Find each line containing the string "offset". Copy it.

+++ AVAILABLE RECORDS +++

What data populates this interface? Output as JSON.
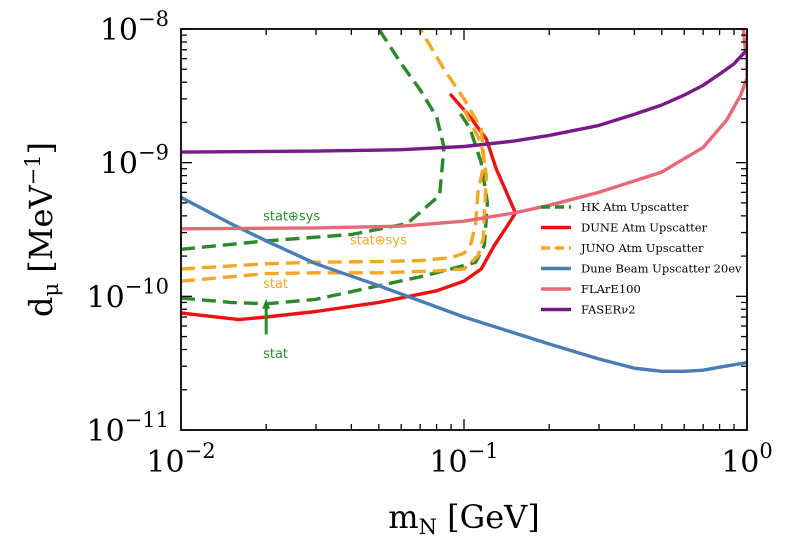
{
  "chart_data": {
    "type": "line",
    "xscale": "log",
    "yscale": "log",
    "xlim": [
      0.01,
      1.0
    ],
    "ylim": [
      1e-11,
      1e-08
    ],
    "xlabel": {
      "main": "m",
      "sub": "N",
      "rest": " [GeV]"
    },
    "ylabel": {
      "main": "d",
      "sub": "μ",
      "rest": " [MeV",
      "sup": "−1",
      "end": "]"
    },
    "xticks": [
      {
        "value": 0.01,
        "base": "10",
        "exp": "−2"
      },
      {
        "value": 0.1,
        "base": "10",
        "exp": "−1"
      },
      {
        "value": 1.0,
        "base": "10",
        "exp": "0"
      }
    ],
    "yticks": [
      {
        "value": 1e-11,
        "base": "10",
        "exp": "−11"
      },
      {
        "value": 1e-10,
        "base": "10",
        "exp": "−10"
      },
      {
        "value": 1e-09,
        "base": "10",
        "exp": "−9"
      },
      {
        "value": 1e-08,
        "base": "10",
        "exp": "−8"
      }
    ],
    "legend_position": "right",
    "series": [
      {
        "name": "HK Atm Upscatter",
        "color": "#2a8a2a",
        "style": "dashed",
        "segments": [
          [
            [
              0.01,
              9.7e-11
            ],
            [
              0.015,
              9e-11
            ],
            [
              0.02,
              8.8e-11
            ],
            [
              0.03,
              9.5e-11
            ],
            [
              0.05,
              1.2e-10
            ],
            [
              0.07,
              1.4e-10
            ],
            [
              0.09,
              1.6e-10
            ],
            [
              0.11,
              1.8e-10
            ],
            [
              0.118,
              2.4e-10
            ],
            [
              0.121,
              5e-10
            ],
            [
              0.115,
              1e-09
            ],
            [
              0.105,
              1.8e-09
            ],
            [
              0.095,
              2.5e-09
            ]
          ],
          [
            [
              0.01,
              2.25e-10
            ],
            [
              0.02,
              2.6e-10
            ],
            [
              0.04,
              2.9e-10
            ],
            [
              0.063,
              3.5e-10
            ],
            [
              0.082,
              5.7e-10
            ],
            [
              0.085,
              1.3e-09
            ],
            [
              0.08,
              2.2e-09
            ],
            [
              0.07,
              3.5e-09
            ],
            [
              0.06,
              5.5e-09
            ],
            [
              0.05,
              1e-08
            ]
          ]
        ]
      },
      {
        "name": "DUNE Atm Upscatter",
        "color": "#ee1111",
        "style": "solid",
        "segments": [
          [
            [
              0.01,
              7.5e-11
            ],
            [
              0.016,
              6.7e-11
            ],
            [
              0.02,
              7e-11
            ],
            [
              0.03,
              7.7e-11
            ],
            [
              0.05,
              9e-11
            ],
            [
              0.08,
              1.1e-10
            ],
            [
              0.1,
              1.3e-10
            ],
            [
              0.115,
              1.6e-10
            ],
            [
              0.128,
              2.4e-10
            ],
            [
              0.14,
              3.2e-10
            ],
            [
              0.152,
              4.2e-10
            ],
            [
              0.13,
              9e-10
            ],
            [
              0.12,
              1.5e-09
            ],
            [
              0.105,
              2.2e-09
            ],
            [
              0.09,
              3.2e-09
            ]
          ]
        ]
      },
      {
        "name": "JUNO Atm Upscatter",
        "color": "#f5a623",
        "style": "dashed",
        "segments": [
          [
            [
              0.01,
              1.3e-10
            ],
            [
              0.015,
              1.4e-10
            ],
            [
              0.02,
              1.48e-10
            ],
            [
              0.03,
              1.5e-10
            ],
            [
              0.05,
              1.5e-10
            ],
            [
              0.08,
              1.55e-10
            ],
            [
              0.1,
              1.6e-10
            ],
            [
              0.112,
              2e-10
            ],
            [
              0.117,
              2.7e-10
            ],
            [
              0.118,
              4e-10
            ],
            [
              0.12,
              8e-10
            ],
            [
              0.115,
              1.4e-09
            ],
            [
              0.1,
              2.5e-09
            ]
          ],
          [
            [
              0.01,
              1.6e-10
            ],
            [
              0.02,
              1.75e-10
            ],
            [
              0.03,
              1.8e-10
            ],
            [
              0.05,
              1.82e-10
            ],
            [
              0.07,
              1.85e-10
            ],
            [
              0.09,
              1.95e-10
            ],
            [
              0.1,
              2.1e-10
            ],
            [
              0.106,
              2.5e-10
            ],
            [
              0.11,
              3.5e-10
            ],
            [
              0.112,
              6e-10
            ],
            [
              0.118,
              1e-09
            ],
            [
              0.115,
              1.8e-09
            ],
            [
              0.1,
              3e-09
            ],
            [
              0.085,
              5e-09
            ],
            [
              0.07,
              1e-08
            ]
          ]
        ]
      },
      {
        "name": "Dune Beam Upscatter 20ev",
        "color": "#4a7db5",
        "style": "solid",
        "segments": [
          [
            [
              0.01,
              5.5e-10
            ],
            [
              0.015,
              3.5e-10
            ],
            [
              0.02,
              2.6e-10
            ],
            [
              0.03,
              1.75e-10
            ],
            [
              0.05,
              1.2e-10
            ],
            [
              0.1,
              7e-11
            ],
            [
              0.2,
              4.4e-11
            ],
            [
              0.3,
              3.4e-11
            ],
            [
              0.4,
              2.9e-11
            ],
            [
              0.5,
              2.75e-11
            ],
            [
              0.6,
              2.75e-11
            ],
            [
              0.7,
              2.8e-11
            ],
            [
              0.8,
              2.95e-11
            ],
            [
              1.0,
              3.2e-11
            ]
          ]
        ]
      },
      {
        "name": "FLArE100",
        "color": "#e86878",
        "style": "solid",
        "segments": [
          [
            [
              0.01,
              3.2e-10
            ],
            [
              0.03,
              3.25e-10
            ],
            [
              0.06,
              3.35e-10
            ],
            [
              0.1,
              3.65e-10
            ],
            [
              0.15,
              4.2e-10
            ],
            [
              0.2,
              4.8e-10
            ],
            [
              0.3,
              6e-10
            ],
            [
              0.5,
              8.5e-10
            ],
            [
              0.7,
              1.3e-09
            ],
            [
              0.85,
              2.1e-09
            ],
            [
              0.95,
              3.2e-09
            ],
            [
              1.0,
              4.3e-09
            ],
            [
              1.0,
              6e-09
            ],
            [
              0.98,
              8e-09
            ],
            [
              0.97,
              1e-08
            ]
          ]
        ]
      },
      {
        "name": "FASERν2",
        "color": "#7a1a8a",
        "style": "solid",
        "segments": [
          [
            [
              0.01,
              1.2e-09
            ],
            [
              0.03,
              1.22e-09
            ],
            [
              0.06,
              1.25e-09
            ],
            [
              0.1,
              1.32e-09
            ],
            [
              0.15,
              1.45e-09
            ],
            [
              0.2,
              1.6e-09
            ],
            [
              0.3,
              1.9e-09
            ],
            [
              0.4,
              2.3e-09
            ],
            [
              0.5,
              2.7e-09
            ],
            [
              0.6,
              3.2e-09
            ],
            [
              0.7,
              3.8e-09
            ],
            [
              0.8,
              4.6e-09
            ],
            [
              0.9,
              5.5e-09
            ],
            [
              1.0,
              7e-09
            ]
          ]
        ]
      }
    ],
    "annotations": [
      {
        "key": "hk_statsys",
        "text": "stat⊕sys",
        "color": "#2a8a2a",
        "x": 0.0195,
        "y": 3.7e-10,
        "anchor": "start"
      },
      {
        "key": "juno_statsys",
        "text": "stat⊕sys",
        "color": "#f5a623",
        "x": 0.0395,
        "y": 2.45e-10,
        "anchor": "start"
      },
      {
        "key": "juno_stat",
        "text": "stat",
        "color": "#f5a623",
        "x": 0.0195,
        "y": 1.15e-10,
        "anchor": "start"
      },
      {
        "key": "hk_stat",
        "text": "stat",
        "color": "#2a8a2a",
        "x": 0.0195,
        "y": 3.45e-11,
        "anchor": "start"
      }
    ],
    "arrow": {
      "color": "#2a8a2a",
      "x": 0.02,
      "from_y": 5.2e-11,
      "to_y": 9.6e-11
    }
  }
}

+++
+++ AVAILABLE RECORDS +++

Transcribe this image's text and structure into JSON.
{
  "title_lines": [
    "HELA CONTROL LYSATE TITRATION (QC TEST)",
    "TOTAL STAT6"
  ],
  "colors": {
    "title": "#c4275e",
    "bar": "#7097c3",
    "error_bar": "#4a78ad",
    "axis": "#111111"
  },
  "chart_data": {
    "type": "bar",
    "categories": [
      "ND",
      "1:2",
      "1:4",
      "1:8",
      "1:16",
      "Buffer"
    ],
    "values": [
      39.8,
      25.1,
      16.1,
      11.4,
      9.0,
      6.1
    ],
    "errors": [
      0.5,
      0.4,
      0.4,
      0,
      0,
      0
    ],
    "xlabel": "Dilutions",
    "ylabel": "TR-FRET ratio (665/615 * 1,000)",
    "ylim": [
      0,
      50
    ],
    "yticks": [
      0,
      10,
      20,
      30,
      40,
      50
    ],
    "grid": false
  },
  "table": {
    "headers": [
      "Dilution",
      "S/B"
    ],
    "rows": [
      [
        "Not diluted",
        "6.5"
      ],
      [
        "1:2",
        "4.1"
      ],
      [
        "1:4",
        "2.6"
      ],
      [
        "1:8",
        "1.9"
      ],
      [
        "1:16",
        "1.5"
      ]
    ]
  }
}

+++
+++ AVAILABLE RECORDS +++

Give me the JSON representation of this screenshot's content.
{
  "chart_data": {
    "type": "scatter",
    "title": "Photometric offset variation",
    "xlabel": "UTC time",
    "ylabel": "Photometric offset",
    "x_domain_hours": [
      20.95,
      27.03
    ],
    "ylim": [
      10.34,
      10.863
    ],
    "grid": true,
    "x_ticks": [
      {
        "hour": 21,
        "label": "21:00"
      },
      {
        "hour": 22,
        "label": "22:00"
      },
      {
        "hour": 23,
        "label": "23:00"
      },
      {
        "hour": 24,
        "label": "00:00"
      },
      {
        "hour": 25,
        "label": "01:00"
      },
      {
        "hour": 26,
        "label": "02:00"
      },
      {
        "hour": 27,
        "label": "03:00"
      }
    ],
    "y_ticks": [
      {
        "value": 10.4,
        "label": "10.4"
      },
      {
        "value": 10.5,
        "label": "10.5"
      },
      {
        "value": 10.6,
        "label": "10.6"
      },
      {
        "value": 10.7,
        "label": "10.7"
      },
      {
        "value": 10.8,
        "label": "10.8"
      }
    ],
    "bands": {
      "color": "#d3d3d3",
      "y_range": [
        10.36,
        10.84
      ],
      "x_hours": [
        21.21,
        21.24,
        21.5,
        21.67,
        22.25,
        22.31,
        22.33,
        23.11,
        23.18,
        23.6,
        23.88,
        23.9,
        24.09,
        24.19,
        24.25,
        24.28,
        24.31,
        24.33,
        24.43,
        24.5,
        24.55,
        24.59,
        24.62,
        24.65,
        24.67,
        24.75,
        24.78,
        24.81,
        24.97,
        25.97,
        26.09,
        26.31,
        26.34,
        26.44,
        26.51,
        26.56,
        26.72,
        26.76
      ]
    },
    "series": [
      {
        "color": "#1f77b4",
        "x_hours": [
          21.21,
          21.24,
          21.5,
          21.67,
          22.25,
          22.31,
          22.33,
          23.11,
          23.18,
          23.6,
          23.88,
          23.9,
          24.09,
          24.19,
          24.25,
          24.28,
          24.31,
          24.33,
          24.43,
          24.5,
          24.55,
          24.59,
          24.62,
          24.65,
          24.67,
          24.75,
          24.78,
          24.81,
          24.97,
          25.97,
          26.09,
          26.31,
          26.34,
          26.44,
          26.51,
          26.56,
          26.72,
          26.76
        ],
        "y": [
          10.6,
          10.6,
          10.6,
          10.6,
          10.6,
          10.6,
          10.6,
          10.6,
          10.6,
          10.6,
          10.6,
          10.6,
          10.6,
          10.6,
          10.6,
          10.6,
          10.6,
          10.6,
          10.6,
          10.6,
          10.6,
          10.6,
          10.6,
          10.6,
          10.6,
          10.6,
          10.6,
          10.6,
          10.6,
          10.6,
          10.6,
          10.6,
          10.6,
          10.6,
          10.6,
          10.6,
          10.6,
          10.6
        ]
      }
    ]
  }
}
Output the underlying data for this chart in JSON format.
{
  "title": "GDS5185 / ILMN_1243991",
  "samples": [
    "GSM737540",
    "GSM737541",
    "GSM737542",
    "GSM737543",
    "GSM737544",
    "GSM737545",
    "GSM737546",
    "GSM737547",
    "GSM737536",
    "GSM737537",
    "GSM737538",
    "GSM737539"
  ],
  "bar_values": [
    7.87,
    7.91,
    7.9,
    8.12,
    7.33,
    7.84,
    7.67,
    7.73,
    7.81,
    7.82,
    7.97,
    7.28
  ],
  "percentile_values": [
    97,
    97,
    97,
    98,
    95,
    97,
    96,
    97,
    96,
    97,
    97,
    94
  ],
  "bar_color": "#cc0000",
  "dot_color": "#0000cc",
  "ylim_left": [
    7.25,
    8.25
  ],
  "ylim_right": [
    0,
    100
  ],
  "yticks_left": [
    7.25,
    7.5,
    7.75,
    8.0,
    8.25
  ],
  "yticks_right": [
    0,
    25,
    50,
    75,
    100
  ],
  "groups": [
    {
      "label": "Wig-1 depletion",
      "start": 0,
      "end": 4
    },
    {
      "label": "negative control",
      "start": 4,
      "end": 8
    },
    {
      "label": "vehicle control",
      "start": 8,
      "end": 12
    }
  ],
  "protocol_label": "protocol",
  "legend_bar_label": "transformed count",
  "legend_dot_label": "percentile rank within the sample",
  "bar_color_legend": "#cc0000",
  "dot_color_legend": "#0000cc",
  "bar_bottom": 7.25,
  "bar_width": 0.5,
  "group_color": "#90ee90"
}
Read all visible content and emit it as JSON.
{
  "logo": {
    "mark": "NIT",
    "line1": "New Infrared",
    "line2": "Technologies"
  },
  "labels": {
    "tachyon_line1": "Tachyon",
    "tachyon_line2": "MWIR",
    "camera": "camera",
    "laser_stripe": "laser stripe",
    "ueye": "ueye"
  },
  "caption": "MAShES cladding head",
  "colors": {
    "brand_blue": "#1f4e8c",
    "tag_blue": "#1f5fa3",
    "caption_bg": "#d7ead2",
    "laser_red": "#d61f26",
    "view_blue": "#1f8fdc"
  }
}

+++

> EXERCISE ANSWER
    "title": "Photometric offset variation",
    "ylabel": "Photometric offset",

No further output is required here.